STATED GOAL
Reproduce all the material exactly, minus any pictures it holds.
-- Start DATA FOR PROCESSING --
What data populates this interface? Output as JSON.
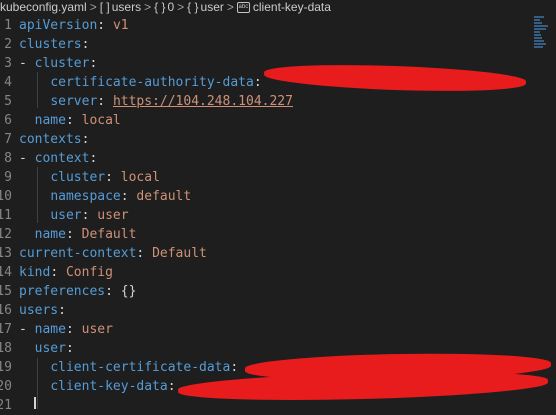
{
  "breadcrumb": {
    "file": "kubeconfig.yaml",
    "items": [
      {
        "symbol": "[ ]",
        "label": "users"
      },
      {
        "symbol": "{ }",
        "label": "0"
      },
      {
        "symbol": "{ }",
        "label": "user"
      },
      {
        "symbol": "abc",
        "label": "client-key-data"
      }
    ]
  },
  "lines": [
    {
      "num": "1",
      "parts": [
        {
          "t": "k",
          "s": "apiVersion"
        },
        {
          "t": "p",
          "s": ": "
        },
        {
          "t": "v",
          "s": "v1"
        }
      ]
    },
    {
      "num": "2",
      "parts": [
        {
          "t": "k",
          "s": "clusters"
        },
        {
          "t": "p",
          "s": ":"
        }
      ]
    },
    {
      "num": "3",
      "parts": [
        {
          "t": "p",
          "s": "- "
        },
        {
          "t": "k",
          "s": "cluster"
        },
        {
          "t": "p",
          "s": ":"
        }
      ]
    },
    {
      "num": "4",
      "parts": [
        {
          "t": "p",
          "s": "    "
        },
        {
          "t": "k",
          "s": "certificate-authority-data"
        },
        {
          "t": "p",
          "s": ":"
        }
      ]
    },
    {
      "num": "5",
      "parts": [
        {
          "t": "p",
          "s": "    "
        },
        {
          "t": "k",
          "s": "server"
        },
        {
          "t": "p",
          "s": ": "
        },
        {
          "t": "u",
          "s": "https://104.248.104.227"
        }
      ]
    },
    {
      "num": "6",
      "parts": [
        {
          "t": "p",
          "s": "  "
        },
        {
          "t": "k",
          "s": "name"
        },
        {
          "t": "p",
          "s": ": "
        },
        {
          "t": "v",
          "s": "local"
        }
      ]
    },
    {
      "num": "7",
      "parts": [
        {
          "t": "k",
          "s": "contexts"
        },
        {
          "t": "p",
          "s": ":"
        }
      ]
    },
    {
      "num": "8",
      "parts": [
        {
          "t": "p",
          "s": "- "
        },
        {
          "t": "k",
          "s": "context"
        },
        {
          "t": "p",
          "s": ":"
        }
      ]
    },
    {
      "num": "9",
      "parts": [
        {
          "t": "p",
          "s": "    "
        },
        {
          "t": "k",
          "s": "cluster"
        },
        {
          "t": "p",
          "s": ": "
        },
        {
          "t": "v",
          "s": "local"
        }
      ]
    },
    {
      "num": "10",
      "parts": [
        {
          "t": "p",
          "s": "    "
        },
        {
          "t": "k",
          "s": "namespace"
        },
        {
          "t": "p",
          "s": ": "
        },
        {
          "t": "v",
          "s": "default"
        }
      ]
    },
    {
      "num": "11",
      "parts": [
        {
          "t": "p",
          "s": "    "
        },
        {
          "t": "k",
          "s": "user"
        },
        {
          "t": "p",
          "s": ": "
        },
        {
          "t": "v",
          "s": "user"
        }
      ]
    },
    {
      "num": "12",
      "parts": [
        {
          "t": "p",
          "s": "  "
        },
        {
          "t": "k",
          "s": "name"
        },
        {
          "t": "p",
          "s": ": "
        },
        {
          "t": "v",
          "s": "Default"
        }
      ]
    },
    {
      "num": "13",
      "parts": [
        {
          "t": "k",
          "s": "current-context"
        },
        {
          "t": "p",
          "s": ": "
        },
        {
          "t": "v",
          "s": "Default"
        }
      ]
    },
    {
      "num": "14",
      "parts": [
        {
          "t": "k",
          "s": "kind"
        },
        {
          "t": "p",
          "s": ": "
        },
        {
          "t": "v",
          "s": "Config"
        }
      ]
    },
    {
      "num": "15",
      "parts": [
        {
          "t": "k",
          "s": "preferences"
        },
        {
          "t": "p",
          "s": ": {}"
        }
      ]
    },
    {
      "num": "16",
      "parts": [
        {
          "t": "k",
          "s": "users"
        },
        {
          "t": "p",
          "s": ":"
        }
      ]
    },
    {
      "num": "17",
      "parts": [
        {
          "t": "p",
          "s": "- "
        },
        {
          "t": "k",
          "s": "name"
        },
        {
          "t": "p",
          "s": ": "
        },
        {
          "t": "v",
          "s": "user"
        }
      ]
    },
    {
      "num": "18",
      "parts": [
        {
          "t": "p",
          "s": "  "
        },
        {
          "t": "k",
          "s": "user"
        },
        {
          "t": "p",
          "s": ":"
        }
      ]
    },
    {
      "num": "19",
      "parts": [
        {
          "t": "p",
          "s": "    "
        },
        {
          "t": "k",
          "s": "client-certificate-data"
        },
        {
          "t": "p",
          "s": ":"
        }
      ]
    },
    {
      "num": "20",
      "parts": [
        {
          "t": "p",
          "s": "    "
        },
        {
          "t": "k",
          "s": "client-key-data"
        },
        {
          "t": "p",
          "s": ":"
        }
      ]
    },
    {
      "num": "21",
      "parts": []
    }
  ],
  "colors": {
    "background": "#1e1e1e",
    "key": "#569cd6",
    "value": "#ce9178",
    "line_number": "#858585",
    "redaction": "#e81c1c"
  }
}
-- End DATA FOR PROCESSING --
EXERCISE SOLUTION
What data populates this interface? Output as JSON.
{
  "breadcrumb": {
    "file": "kubeconfig.yaml",
    "items": [
      {
        "symbol": "[ ]",
        "label": "users"
      },
      {
        "symbol": "{ }",
        "label": "0"
      },
      {
        "symbol": "{ }",
        "label": "user"
      },
      {
        "symbol": "abc",
        "label": "client-key-data"
      }
    ]
  },
  "lines": [
    {
      "num": "1",
      "parts": [
        {
          "t": "k",
          "s": "apiVersion"
        },
        {
          "t": "p",
          "s": ": "
        },
        {
          "t": "v",
          "s": "v1"
        }
      ]
    },
    {
      "num": "2",
      "parts": [
        {
          "t": "k",
          "s": "clusters"
        },
        {
          "t": "p",
          "s": ":"
        }
      ]
    },
    {
      "num": "3",
      "parts": [
        {
          "t": "p",
          "s": "- "
        },
        {
          "t": "k",
          "s": "cluster"
        },
        {
          "t": "p",
          "s": ":"
        }
      ]
    },
    {
      "num": "4",
      "parts": [
        {
          "t": "p",
          "s": "    "
        },
        {
          "t": "k",
          "s": "certificate-authority-data"
        },
        {
          "t": "p",
          "s": ":"
        }
      ]
    },
    {
      "num": "5",
      "parts": [
        {
          "t": "p",
          "s": "    "
        },
        {
          "t": "k",
          "s": "server"
        },
        {
          "t": "p",
          "s": ": "
        },
        {
          "t": "u",
          "s": "https://104.248.104.227"
        }
      ]
    },
    {
      "num": "6",
      "parts": [
        {
          "t": "p",
          "s": "  "
        },
        {
          "t": "k",
          "s": "name"
        },
        {
          "t": "p",
          "s": ": "
        },
        {
          "t": "v",
          "s": "local"
        }
      ]
    },
    {
      "num": "7",
      "parts": [
        {
          "t": "k",
          "s": "contexts"
        },
        {
          "t": "p",
          "s": ":"
        }
      ]
    },
    {
      "num": "8",
      "parts": [
        {
          "t": "p",
          "s": "- "
        },
        {
          "t": "k",
          "s": "context"
        },
        {
          "t": "p",
          "s": ":"
        }
      ]
    },
    {
      "num": "9",
      "parts": [
        {
          "t": "p",
          "s": "    "
        },
        {
          "t": "k",
          "s": "cluster"
        },
        {
          "t": "p",
          "s": ": "
        },
        {
          "t": "v",
          "s": "local"
        }
      ]
    },
    {
      "num": "10",
      "parts": [
        {
          "t": "p",
          "s": "    "
        },
        {
          "t": "k",
          "s": "namespace"
        },
        {
          "t": "p",
          "s": ": "
        },
        {
          "t": "v",
          "s": "default"
        }
      ]
    },
    {
      "num": "11",
      "parts": [
        {
          "t": "p",
          "s": "    "
        },
        {
          "t": "k",
          "s": "user"
        },
        {
          "t": "p",
          "s": ": "
        },
        {
          "t": "v",
          "s": "user"
        }
      ]
    },
    {
      "num": "12",
      "parts": [
        {
          "t": "p",
          "s": "  "
        },
        {
          "t": "k",
          "s": "name"
        },
        {
          "t": "p",
          "s": ": "
        },
        {
          "t": "v",
          "s": "Default"
        }
      ]
    },
    {
      "num": "13",
      "parts": [
        {
          "t": "k",
          "s": "current-context"
        },
        {
          "t": "p",
          "s": ": "
        },
        {
          "t": "v",
          "s": "Default"
        }
      ]
    },
    {
      "num": "14",
      "parts": [
        {
          "t": "k",
          "s": "kind"
        },
        {
          "t": "p",
          "s": ": "
        },
        {
          "t": "v",
          "s": "Config"
        }
      ]
    },
    {
      "num": "15",
      "parts": [
        {
          "t": "k",
          "s": "preferences"
        },
        {
          "t": "p",
          "s": ": {}"
        }
      ]
    },
    {
      "num": "16",
      "parts": [
        {
          "t": "k",
          "s": "users"
        },
        {
          "t": "p",
          "s": ":"
        }
      ]
    },
    {
      "num": "17",
      "parts": [
        {
          "t": "p",
          "s": "- "
        },
        {
          "t": "k",
          "s": "name"
        },
        {
          "t": "p",
          "s": ": "
        },
        {
          "t": "v",
          "s": "user"
        }
      ]
    },
    {
      "num": "18",
      "parts": [
        {
          "t": "p",
          "s": "  "
        },
        {
          "t": "k",
          "s": "user"
        },
        {
          "t": "p",
          "s": ":"
        }
      ]
    },
    {
      "num": "19",
      "parts": [
        {
          "t": "p",
          "s": "    "
        },
        {
          "t": "k",
          "s": "client-certificate-data"
        },
        {
          "t": "p",
          "s": ":"
        }
      ]
    },
    {
      "num": "20",
      "parts": [
        {
          "t": "p",
          "s": "    "
        },
        {
          "t": "k",
          "s": "client-key-data"
        },
        {
          "t": "p",
          "s": ":"
        }
      ]
    },
    {
      "num": "21",
      "parts": []
    }
  ],
  "colors": {
    "background": "#1e1e1e",
    "key": "#569cd6",
    "value": "#ce9178",
    "line_number": "#858585",
    "redaction": "#e81c1c"
  }
}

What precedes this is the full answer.